### PROBLEM DESCRIPTION
Rewrite the lines from the first one through the one containing "table-cell[interactable]: 721: [116, 705, 230, 819]", inclusive, replacing "vertical-align-icon" with "text-align-icon" and leaving everything else unchanged.

########################################

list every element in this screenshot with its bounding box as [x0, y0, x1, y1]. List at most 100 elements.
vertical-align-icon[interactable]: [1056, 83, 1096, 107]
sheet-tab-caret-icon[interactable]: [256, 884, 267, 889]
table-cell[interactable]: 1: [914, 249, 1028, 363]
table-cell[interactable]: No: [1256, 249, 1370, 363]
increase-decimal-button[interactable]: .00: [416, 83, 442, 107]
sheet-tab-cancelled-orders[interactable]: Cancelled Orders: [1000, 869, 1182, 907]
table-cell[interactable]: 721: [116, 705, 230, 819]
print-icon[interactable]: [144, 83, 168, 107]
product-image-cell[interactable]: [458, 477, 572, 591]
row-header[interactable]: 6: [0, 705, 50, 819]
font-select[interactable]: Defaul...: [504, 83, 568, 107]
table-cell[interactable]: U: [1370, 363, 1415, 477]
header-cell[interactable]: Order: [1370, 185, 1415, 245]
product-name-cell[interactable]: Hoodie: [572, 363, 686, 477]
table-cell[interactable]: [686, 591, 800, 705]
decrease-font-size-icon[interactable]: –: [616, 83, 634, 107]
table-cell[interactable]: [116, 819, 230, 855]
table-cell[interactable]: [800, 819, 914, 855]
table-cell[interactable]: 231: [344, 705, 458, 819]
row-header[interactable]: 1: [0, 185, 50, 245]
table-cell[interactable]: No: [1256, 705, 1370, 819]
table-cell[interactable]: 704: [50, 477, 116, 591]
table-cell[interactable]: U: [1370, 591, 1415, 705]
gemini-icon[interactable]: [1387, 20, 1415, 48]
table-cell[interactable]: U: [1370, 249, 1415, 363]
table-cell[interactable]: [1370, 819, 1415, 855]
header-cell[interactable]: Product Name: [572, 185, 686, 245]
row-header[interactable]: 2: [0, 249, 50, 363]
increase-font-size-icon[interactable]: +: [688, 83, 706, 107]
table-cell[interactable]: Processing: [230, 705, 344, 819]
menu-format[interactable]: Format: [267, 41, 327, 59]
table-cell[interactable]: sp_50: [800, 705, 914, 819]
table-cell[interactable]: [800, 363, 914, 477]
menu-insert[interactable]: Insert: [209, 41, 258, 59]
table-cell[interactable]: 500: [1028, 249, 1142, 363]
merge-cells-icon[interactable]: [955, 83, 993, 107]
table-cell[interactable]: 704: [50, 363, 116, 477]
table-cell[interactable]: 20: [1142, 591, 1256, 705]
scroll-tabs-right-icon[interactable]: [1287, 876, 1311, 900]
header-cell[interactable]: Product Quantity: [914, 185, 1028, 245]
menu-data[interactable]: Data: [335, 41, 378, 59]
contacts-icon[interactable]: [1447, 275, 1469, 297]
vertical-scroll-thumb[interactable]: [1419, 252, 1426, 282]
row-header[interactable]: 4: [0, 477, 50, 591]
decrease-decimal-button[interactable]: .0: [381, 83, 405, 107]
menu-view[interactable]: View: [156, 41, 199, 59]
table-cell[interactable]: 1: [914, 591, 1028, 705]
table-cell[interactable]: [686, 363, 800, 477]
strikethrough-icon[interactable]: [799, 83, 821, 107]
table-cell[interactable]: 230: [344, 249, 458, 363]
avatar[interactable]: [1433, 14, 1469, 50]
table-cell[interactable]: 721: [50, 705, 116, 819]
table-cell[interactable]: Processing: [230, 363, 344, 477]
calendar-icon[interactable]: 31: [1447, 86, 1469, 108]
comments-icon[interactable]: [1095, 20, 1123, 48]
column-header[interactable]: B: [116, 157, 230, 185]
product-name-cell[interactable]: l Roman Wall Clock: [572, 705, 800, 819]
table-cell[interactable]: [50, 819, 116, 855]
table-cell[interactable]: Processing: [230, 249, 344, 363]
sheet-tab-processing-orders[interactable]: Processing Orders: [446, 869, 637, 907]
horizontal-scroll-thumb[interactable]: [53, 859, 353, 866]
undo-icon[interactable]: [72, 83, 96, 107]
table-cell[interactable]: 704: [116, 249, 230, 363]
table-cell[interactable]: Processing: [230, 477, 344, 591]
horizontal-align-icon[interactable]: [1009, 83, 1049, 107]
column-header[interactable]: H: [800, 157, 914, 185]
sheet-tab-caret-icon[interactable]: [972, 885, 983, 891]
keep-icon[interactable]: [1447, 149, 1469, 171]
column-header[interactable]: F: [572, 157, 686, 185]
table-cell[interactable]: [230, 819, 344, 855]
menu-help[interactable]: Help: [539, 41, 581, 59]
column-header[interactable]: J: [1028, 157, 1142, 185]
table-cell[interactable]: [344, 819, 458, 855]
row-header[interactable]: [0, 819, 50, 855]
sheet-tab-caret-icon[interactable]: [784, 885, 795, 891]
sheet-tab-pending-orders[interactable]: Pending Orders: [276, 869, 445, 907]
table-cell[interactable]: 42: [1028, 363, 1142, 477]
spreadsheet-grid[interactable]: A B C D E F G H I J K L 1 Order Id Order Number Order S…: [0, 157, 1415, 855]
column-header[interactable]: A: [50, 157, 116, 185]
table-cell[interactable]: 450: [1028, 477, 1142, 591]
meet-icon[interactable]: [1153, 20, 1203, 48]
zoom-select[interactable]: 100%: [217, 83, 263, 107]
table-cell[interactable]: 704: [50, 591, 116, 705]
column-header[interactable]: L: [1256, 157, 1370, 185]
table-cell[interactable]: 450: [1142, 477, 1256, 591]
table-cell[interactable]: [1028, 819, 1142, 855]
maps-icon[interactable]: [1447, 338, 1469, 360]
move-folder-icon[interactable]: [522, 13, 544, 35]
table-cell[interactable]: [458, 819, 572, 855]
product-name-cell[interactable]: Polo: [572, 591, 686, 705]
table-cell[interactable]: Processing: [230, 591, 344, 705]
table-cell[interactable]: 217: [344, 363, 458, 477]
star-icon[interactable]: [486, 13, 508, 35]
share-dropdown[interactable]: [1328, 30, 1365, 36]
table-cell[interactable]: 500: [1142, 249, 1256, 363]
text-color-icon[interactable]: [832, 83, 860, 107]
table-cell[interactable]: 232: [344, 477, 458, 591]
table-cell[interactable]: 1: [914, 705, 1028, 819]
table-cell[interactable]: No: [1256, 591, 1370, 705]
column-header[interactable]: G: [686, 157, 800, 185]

########################################

### FULL ANSWER
list every element in this screenshot with its bounding box as [x0, y0, x1, y1]. List at most 100 elements.
text-align-icon[interactable]: [1056, 83, 1096, 107]
sheet-tab-caret-icon[interactable]: [256, 884, 267, 889]
table-cell[interactable]: 1: [914, 249, 1028, 363]
table-cell[interactable]: No: [1256, 249, 1370, 363]
increase-decimal-button[interactable]: .00: [416, 83, 442, 107]
sheet-tab-cancelled-orders[interactable]: Cancelled Orders: [1000, 869, 1182, 907]
table-cell[interactable]: 721: [116, 705, 230, 819]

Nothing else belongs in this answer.